◆ DIRECTION
Go through the data below and gather each line containing "name".

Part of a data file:
..............................

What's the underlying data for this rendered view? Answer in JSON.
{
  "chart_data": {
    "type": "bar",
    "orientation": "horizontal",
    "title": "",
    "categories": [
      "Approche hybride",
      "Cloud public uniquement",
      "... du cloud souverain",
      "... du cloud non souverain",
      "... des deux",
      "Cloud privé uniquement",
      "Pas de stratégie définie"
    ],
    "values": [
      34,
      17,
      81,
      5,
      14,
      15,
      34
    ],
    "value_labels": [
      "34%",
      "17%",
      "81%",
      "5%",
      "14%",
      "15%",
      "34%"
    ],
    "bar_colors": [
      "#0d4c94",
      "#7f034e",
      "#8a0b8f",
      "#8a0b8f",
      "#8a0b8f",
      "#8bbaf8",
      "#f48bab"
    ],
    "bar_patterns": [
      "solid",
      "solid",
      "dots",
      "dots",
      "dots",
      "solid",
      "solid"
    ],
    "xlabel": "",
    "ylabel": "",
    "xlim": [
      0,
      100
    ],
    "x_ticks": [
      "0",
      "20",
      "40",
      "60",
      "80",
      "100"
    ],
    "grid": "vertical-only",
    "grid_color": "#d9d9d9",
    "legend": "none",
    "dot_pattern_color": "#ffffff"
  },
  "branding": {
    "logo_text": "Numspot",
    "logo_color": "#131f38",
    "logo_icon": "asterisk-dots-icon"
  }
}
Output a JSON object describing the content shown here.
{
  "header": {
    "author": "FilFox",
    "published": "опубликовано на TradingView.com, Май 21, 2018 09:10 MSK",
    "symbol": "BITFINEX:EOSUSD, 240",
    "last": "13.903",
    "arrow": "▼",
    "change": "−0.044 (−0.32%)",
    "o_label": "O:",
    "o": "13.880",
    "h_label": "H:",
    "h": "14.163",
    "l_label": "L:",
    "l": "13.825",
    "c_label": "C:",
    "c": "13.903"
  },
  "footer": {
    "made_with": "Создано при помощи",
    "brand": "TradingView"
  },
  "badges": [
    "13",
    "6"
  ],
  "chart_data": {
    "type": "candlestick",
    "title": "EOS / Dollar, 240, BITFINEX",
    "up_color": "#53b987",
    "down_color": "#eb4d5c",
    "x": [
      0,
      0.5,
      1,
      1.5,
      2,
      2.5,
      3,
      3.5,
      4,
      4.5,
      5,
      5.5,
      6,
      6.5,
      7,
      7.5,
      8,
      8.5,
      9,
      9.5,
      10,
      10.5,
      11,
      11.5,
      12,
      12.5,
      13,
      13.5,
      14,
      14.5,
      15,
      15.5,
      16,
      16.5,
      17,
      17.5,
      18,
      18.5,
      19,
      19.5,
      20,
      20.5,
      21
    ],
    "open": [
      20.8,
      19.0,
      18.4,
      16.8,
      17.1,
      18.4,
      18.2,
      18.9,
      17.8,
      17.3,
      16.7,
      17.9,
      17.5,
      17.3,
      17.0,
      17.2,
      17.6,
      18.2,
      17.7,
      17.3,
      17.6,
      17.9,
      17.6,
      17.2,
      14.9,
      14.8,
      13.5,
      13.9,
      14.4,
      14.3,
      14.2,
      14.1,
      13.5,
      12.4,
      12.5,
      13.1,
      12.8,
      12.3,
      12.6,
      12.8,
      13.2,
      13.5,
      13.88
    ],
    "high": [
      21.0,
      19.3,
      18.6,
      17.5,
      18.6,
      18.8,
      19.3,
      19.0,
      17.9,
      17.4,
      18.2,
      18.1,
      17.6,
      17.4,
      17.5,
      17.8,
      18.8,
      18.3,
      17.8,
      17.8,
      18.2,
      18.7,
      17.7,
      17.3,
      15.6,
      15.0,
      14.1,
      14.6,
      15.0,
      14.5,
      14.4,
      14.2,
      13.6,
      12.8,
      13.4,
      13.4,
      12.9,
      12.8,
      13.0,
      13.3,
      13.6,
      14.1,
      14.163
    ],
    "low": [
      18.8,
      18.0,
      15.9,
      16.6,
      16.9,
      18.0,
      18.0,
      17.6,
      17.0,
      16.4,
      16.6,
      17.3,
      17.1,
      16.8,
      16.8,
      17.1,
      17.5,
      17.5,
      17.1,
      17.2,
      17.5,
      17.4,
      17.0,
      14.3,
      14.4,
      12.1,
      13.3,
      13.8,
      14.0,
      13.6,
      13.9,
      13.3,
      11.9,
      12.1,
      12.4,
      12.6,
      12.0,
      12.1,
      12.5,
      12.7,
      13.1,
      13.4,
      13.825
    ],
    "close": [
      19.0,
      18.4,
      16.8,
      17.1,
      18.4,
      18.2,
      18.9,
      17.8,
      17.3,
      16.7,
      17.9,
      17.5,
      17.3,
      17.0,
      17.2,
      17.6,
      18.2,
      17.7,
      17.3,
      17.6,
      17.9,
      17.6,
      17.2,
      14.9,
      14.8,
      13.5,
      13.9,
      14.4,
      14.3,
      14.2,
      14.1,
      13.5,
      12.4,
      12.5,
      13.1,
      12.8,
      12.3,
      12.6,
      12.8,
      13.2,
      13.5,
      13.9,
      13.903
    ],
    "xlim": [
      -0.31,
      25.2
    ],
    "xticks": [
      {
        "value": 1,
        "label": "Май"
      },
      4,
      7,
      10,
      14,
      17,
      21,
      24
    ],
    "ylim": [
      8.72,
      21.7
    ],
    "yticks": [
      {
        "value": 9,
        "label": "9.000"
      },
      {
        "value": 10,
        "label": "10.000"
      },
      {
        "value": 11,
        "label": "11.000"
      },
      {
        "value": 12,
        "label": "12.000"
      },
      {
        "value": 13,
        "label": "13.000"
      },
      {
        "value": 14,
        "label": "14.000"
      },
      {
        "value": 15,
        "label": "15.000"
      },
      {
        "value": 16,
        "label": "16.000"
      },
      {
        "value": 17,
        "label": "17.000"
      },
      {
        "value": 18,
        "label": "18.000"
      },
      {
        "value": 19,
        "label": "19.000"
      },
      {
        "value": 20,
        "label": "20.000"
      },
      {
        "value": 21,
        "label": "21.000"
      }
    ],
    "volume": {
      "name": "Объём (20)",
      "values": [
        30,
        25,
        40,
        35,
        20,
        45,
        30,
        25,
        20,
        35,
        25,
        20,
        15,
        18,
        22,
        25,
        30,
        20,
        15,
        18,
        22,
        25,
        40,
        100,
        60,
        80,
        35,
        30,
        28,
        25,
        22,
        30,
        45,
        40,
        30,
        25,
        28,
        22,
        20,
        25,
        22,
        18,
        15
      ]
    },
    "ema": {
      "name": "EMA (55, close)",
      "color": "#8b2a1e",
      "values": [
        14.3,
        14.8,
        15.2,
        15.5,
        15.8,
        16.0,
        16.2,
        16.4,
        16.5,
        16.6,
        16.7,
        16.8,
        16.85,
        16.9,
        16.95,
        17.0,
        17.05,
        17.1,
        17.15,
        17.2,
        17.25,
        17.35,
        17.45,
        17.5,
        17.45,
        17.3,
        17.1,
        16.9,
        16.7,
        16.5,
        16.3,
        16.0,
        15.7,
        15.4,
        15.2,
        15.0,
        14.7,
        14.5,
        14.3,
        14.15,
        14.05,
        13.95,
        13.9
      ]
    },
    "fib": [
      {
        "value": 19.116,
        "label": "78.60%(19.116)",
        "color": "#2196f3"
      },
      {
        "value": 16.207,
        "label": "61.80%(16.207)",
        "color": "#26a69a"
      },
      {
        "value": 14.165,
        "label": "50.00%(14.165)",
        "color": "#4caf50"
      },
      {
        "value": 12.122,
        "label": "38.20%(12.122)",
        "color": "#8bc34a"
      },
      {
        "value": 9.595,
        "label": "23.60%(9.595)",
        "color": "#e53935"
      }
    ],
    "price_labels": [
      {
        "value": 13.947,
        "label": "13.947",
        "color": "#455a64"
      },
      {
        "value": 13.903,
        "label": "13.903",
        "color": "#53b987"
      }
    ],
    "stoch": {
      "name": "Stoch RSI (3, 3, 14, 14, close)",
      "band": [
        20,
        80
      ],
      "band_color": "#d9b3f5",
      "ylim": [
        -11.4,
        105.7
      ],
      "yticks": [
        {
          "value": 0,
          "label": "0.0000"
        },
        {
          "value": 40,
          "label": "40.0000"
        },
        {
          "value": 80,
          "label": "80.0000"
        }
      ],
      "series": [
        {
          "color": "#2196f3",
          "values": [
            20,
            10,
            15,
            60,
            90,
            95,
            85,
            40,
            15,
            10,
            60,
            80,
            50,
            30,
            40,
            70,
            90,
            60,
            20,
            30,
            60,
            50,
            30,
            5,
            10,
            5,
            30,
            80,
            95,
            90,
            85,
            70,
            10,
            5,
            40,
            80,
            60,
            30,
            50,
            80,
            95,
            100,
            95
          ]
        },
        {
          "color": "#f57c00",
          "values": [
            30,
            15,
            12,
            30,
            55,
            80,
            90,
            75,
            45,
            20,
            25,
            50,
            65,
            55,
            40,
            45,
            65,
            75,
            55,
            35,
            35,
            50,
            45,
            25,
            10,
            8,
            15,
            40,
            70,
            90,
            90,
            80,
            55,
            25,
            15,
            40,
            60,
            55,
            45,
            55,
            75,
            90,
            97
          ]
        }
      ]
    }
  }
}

..............................

◆ TASK SOLUTION
      "name": "Объём (20)",
      "name": "EMA (55, close)",
      "name": "Stoch RSI (3, 3, 14, 14, close)",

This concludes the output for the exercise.